◆ **PROBLEMA ASSEGNATO 1**
Rispondi a queste domande sul testo su Mario Semprini:
(a) In quale periodo si schiantò l'aereo caccia a San Lorenzo?
(b) Da quale aeroporto era partito l'aereo?
(c) Di quali attività fu contitolare Mario Semprini?
◆ **PROBLEMA ASSEGNATO 2**
Nel testo su Mario Semprini, riscrivi il passo da "Mario Semprini tutti" a "e dell’Hotel Elios.", rinominando "Hotel Elios" in "Albergo Elios".
◆ **PROBLEMA ASSEGNATO 3**
Scrivi il seguito del testo su Mario Semprini a partire dal punto in cui si interrompe.

◆ **TESTO FORNITO**
Mario Semprini tutti lo ricordano per il suo impegno per la Polisportiva San Lorenzo ma forse non tutti sanno che la sua generosità si palesò, questa volta in modo drammatico, già durante la guerra. Era la fine del 1944, quando un aereo caccia, partito dall’aeroporto di Miramare, si schiantò in un campo a San Lorenzo. Il suo gesto eroico permise al pilota di salvarsi, poco prima dell’esplosione del velivolo. Protagonista di questo e di altri episodi, degni di nota, è stato il riccionese Mario Semprini (Riccione, il 29 giugno 1923 -14 marzo 2014), cofondatore della Polisportiva di San Lorenzo, già contitolare di un’impresa edile e dell’Hotel Elios.

◆ **MATERIALE RACCOLTO**

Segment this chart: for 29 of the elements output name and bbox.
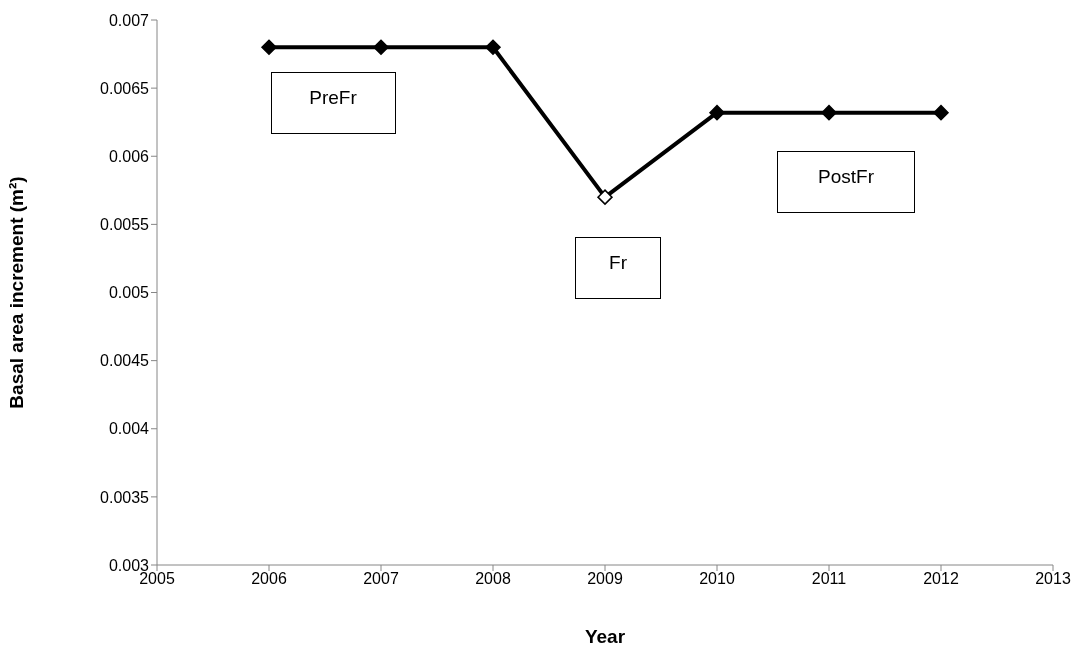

◆ **RISPOSTA ALL'ESERCIZIO 1**
(a) Alla fine del 1944.
(b) Dall'aeroporto di Miramare.
(c) Di un'impresa edile e dell'Hotel Elios.

◆ **RISPOSTA ALL'ESERCIZIO 2**
Mario Semprini tutti lo ricordano per il suo impegno per la Polisportiva San Lorenzo ma forse non tutti sanno che la sua generosità si palesò, questa volta in modo drammatico, già durante la guerra. Era la fine del 1944, quando un aereo caccia, partito dall’aeroporto di Miramare, si schiantò in un campo a San Lorenzo. Il suo gesto eroico permise al pilota di salvarsi, poco prima dell’esplosione del velivolo. Protagonista di questo e di altri episodi, degni di nota, è stato il riccionese Mario Semprini (Riccione, il 29 giugno 1923 -14 marzo 2014), cofondatore della Polisportiva di San Lorenzo, già contitolare di un’impresa edile e dell’Albergo Elios.

◆ **RISPOSTA ALL'ESERCIZIO 3**
SAN LORENZO 1944, MARIO SALVA UN PILOTA
A tracciare la sua “carta d’identità” è il fratello minore, Luigi Semprini, noto ingegnere in pensione, e altre persone che l’hanno conosciuto da vicino. “Quell’atto che Mario, penultimo di nove fratelli (due gemelle morirono a soli quindici mesi), fece allora, fu di puro eroismo – premette -. L’aereo precipitato nel campo, vicino a casa nostra, poteva esplodere da un momento all’altro, cosa che poi accadde, ma mio fratello, con un coraggio da leone, senza pensare al rischio che stava correndo, si precipitò sul luogo del disastro, consentendo di recuperare il pilota, poi soccorso dal comando inglese”.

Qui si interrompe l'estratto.